◆ REQUIRED TASKS:
1) According to the passage on divorce, what financial matters do older couples often have to settle during their divorces?
2) Print the passage on divorce exactly, from "For example, couples" up to and including "during their divorces.".

For example, couples that divorce in their thirties and forties or so may find that their divorces are primarily centered on maintaining balanced lives for their kids. However, older couples whose children have moved out of the house often discover that money and assets are the subjects over which concern is focused. Alimony, the division of retirement accounts and investments and the separation of business interests are all financial matters older couples often must settle during their divorces.

While an individual may believe that it is fair that if she earns a retirement account from her job that she should be able to leave her marriage with that account intact, that is not always the case. In some situations a judge may look at the individual’s partner’s contributions to the marriage to determine if the retirement account should be divided. Courts generally do not leave individuals destitute after divorces and therefore if one partner to a long-term marriage did not earn an income, that individual may receive a sizable settlement and alimony from his or her spouse.

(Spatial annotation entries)
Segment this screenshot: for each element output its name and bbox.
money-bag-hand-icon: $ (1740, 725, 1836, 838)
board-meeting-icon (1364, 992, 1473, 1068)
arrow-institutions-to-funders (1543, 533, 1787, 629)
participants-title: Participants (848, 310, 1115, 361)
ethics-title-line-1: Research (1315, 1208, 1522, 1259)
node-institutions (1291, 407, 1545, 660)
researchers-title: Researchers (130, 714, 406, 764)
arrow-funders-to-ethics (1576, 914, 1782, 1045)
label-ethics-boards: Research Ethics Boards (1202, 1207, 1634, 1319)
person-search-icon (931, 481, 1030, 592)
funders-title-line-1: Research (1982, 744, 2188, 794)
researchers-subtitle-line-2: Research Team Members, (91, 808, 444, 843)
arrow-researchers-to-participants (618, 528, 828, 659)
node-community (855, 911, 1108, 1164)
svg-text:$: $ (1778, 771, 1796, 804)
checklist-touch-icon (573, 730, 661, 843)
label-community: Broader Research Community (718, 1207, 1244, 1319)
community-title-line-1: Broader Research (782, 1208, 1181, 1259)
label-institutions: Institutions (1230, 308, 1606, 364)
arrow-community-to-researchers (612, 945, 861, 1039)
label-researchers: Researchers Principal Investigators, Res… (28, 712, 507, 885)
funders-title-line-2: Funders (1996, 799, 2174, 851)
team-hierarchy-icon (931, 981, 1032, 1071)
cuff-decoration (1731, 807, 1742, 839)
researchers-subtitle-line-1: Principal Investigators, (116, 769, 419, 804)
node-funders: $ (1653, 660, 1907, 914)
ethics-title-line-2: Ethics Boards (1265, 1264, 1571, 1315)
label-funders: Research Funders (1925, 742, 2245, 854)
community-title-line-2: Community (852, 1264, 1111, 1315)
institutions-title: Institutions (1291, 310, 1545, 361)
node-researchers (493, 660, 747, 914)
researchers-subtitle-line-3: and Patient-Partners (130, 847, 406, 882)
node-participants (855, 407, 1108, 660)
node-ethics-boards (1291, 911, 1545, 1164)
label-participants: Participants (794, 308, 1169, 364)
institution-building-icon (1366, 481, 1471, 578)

◆ CORRECT ANSWERS:
1) Alimony, the division of retirement accounts and investments, and the separation of business interests.

2)
For example, couples that divorce in their thirties and forties or so may find that their divorces are primarily centered on maintaining balanced lives for their kids. However, older couples whose children have moved out of the house often discover that money and assets are the subjects over which concern is focused. Alimony, the division of retirement accounts and investments and the separation of business interests are all financial matters older couples often must settle during their divorces.